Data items
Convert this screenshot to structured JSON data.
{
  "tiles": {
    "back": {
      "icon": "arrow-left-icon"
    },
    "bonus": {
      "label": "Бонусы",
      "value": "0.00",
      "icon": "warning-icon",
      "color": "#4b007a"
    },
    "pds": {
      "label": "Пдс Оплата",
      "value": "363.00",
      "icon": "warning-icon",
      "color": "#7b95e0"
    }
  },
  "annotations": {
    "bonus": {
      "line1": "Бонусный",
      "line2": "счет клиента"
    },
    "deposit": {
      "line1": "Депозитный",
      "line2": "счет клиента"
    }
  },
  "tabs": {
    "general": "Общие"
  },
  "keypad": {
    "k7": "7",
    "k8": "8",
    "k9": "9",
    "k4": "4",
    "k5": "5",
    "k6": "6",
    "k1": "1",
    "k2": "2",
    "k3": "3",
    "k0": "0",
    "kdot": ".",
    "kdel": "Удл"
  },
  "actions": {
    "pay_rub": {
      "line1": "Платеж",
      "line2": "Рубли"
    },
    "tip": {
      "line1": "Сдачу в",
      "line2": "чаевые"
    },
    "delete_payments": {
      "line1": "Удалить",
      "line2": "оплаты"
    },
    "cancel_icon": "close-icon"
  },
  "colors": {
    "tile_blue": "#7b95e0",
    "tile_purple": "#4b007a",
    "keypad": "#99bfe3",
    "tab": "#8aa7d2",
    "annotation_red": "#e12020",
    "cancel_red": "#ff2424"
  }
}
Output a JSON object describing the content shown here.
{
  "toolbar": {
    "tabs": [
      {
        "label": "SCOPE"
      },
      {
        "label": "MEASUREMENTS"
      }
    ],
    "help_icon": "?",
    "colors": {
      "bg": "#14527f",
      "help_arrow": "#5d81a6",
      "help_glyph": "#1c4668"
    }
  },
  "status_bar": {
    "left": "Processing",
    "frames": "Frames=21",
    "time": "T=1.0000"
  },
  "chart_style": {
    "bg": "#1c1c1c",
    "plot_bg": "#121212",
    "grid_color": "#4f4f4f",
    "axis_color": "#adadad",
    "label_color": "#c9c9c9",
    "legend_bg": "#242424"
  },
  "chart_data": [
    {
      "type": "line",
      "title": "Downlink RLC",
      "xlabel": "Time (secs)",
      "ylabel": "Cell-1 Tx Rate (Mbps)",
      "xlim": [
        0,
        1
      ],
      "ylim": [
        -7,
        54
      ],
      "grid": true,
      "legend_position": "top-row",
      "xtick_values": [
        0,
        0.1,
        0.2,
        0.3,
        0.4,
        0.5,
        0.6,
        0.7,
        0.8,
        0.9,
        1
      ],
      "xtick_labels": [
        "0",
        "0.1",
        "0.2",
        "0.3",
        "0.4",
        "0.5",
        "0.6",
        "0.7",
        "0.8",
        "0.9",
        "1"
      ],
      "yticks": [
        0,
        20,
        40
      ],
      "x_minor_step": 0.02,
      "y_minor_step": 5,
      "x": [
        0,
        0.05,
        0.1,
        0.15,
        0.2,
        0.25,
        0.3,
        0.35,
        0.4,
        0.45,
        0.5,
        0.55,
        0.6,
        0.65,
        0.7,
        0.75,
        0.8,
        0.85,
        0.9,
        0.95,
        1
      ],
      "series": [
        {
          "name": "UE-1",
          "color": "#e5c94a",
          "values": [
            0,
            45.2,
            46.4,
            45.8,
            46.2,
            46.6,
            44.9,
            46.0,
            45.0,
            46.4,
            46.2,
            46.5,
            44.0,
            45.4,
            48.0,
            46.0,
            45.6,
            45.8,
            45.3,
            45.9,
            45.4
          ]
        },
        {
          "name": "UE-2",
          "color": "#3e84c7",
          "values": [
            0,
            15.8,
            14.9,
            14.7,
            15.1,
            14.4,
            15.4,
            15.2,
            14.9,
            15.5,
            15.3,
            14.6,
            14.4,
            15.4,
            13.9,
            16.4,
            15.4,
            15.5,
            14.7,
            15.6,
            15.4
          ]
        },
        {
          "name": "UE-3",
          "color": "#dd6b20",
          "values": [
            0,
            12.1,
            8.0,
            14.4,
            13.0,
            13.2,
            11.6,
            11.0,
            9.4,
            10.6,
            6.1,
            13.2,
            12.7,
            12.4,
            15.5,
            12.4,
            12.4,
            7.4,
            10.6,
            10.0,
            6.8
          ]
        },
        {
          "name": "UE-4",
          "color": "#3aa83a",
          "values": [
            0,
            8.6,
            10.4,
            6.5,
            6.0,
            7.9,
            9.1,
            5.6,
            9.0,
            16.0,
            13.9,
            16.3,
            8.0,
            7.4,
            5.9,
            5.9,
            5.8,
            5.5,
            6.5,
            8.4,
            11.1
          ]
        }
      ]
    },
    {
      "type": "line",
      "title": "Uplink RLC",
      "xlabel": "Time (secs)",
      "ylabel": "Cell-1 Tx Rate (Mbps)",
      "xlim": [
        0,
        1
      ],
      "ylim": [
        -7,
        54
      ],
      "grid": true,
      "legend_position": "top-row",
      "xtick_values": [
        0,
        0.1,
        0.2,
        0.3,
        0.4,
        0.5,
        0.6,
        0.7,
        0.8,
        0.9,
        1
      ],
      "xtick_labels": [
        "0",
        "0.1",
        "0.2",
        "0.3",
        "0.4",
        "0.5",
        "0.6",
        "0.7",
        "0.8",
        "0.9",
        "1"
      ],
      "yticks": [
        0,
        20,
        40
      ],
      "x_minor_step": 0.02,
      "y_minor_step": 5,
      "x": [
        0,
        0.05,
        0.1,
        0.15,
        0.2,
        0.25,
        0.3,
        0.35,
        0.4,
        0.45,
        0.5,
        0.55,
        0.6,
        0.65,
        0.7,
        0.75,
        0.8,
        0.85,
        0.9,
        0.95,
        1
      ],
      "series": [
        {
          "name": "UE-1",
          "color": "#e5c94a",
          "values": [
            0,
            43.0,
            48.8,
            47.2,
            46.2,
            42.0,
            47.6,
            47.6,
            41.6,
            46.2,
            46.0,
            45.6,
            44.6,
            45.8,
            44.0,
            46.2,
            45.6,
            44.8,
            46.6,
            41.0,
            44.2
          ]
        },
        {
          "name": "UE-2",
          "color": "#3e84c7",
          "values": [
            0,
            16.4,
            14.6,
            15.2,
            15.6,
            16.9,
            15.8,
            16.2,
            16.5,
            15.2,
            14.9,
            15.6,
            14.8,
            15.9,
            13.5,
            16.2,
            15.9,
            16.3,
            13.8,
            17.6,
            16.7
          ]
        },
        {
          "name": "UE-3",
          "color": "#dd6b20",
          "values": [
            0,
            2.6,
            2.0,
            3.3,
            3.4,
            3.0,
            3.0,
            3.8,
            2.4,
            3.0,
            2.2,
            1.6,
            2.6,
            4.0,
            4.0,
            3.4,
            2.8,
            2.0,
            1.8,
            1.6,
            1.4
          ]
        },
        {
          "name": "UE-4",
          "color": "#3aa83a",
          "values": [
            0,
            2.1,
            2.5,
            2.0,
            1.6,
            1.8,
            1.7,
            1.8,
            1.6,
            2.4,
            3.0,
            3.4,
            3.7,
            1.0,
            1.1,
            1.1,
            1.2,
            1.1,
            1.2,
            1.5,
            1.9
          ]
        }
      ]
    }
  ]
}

### What is asked
Repeat every line of the material exactly as given.

### Solution to this task
Convert this screenshot to structured JSON data.
{
  "tiles": {
    "back": {
      "icon": "arrow-left-icon"
    },
    "bonus": {
      "label": "Бонусы",
      "value": "0.00",
      "icon": "warning-icon",
      "color": "#4b007a"
    },
    "pds": {
      "label": "Пдс Оплата",
      "value": "363.00",
      "icon": "warning-icon",
      "color": "#7b95e0"
    }
  },
  "annotations": {
    "bonus": {
      "line1": "Бонусный",
      "line2": "счет клиента"
    },
    "deposit": {
      "line1": "Депозитный",
      "line2": "счет клиента"
    }
  },
  "tabs": {
    "general": "Общие"
  },
  "keypad": {
    "k7": "7",
    "k8": "8",
    "k9": "9",
    "k4": "4",
    "k5": "5",
    "k6": "6",
    "k1": "1",
    "k2": "2",
    "k3": "3",
    "k0": "0",
    "kdot": ".",
    "kdel": "Удл"
  },
  "actions": {
    "pay_rub": {
      "line1": "Платеж",
      "line2": "Рубли"
    },
    "tip": {
      "line1": "Сдачу в",
      "line2": "чаевые"
    },
    "delete_payments": {
      "line1": "Удалить",
      "line2": "оплаты"
    },
    "cancel_icon": "close-icon"
  },
  "colors": {
    "tile_blue": "#7b95e0",
    "tile_purple": "#4b007a",
    "keypad": "#99bfe3",
    "tab": "#8aa7d2",
    "annotation_red": "#e12020",
    "cancel_red": "#ff2424"
  }
}
Output a JSON object describing the content shown here.
{
  "toolbar": {
    "tabs": [
      {
        "label": "SCOPE"
      },
      {
        "label": "MEASUREMENTS"
      }
    ],
    "help_icon": "?",
    "colors": {
      "bg": "#14527f",
      "help_arrow": "#5d81a6",
      "help_glyph": "#1c4668"
    }
  },
  "status_bar": {
    "left": "Processing",
    "frames": "Frames=21",
    "time": "T=1.0000"
  },
  "chart_style": {
    "bg": "#1c1c1c",
    "plot_bg": "#121212",
    "grid_color": "#4f4f4f",
    "axis_color": "#adadad",
    "label_color": "#c9c9c9",
    "legend_bg": "#242424"
  },
  "chart_data": [
    {
      "type": "line",
      "title": "Downlink RLC",
      "xlabel": "Time (secs)",
      "ylabel": "Cell-1 Tx Rate (Mbps)",
      "xlim": [
        0,
        1
      ],
      "ylim": [
        -7,
        54
      ],
      "grid": true,
      "legend_position": "top-row",
      "xtick_values": [
        0,
        0.1,
        0.2,
        0.3,
        0.4,
        0.5,
        0.6,
        0.7,
        0.8,
        0.9,
        1
      ],
      "xtick_labels": [
        "0",
        "0.1",
        "0.2",
        "0.3",
        "0.4",
        "0.5",
        "0.6",
        "0.7",
        "0.8",
        "0.9",
        "1"
      ],
      "yticks": [
        0,
        20,
        40
      ],
      "x_minor_step": 0.02,
      "y_minor_step": 5,
      "x": [
        0,
        0.05,
        0.1,
        0.15,
        0.2,
        0.25,
        0.3,
        0.35,
        0.4,
        0.45,
        0.5,
        0.55,
        0.6,
        0.65,
        0.7,
        0.75,
        0.8,
        0.85,
        0.9,
        0.95,
        1
      ],
      "series": [
        {
          "name": "UE-1",
          "color": "#e5c94a",
          "values": [
            0,
            45.2,
            46.4,
            45.8,
            46.2,
            46.6,
            44.9,
            46.0,
            45.0,
            46.4,
            46.2,
            46.5,
            44.0,
            45.4,
            48.0,
            46.0,
            45.6,
            45.8,
            45.3,
            45.9,
            45.4
          ]
        },
        {
          "name": "UE-2",
          "color": "#3e84c7",
          "values": [
            0,
            15.8,
            14.9,
            14.7,
            15.1,
            14.4,
            15.4,
            15.2,
            14.9,
            15.5,
            15.3,
            14.6,
            14.4,
            15.4,
            13.9,
            16.4,
            15.4,
            15.5,
            14.7,
            15.6,
            15.4
          ]
        },
        {
          "name": "UE-3",
          "color": "#dd6b20",
          "values": [
            0,
            12.1,
            8.0,
            14.4,
            13.0,
            13.2,
            11.6,
            11.0,
            9.4,
            10.6,
            6.1,
            13.2,
            12.7,
            12.4,
            15.5,
            12.4,
            12.4,
            7.4,
            10.6,
            10.0,
            6.8
          ]
        },
        {
          "name": "UE-4",
          "color": "#3aa83a",
          "values": [
            0,
            8.6,
            10.4,
            6.5,
            6.0,
            7.9,
            9.1,
            5.6,
            9.0,
            16.0,
            13.9,
            16.3,
            8.0,
            7.4,
            5.9,
            5.9,
            5.8,
            5.5,
            6.5,
            8.4,
            11.1
          ]
        }
      ]
    },
    {
      "type": "line",
      "title": "Uplink RLC",
      "xlabel": "Time (secs)",
      "ylabel": "Cell-1 Tx Rate (Mbps)",
      "xlim": [
        0,
        1
      ],
      "ylim": [
        -7,
        54
      ],
      "grid": true,
      "legend_position": "top-row",
      "xtick_values": [
        0,
        0.1,
        0.2,
        0.3,
        0.4,
        0.5,
        0.6,
        0.7,
        0.8,
        0.9,
        1
      ],
      "xtick_labels": [
        "0",
        "0.1",
        "0.2",
        "0.3",
        "0.4",
        "0.5",
        "0.6",
        "0.7",
        "0.8",
        "0.9",
        "1"
      ],
      "yticks": [
        0,
        20,
        40
      ],
      "x_minor_step": 0.02,
      "y_minor_step": 5,
      "x": [
        0,
        0.05,
        0.1,
        0.15,
        0.2,
        0.25,
        0.3,
        0.35,
        0.4,
        0.45,
        0.5,
        0.55,
        0.6,
        0.65,
        0.7,
        0.75,
        0.8,
        0.85,
        0.9,
        0.95,
        1
      ],
      "series": [
        {
          "name": "UE-1",
          "color": "#e5c94a",
          "values": [
            0,
            43.0,
            48.8,
            47.2,
            46.2,
            42.0,
            47.6,
            47.6,
            41.6,
            46.2,
            46.0,
            45.6,
            44.6,
            45.8,
            44.0,
            46.2,
            45.6,
            44.8,
            46.6,
            41.0,
            44.2
          ]
        },
        {
          "name": "UE-2",
          "color": "#3e84c7",
          "values": [
            0,
            16.4,
            14.6,
            15.2,
            15.6,
            16.9,
            15.8,
            16.2,
            16.5,
            15.2,
            14.9,
            15.6,
            14.8,
            15.9,
            13.5,
            16.2,
            15.9,
            16.3,
            13.8,
            17.6,
            16.7
          ]
        },
        {
          "name": "UE-3",
          "color": "#dd6b20",
          "values": [
            0,
            2.6,
            2.0,
            3.3,
            3.4,
            3.0,
            3.0,
            3.8,
            2.4,
            3.0,
            2.2,
            1.6,
            2.6,
            4.0,
            4.0,
            3.4,
            2.8,
            2.0,
            1.8,
            1.6,
            1.4
          ]
        },
        {
          "name": "UE-4",
          "color": "#3aa83a",
          "values": [
            0,
            2.1,
            2.5,
            2.0,
            1.6,
            1.8,
            1.7,
            1.8,
            1.6,
            2.4,
            3.0,
            3.4,
            3.7,
            1.0,
            1.1,
            1.1,
            1.2,
            1.1,
            1.2,
            1.5,
            1.9
          ]
        }
      ]
    }
  ]
}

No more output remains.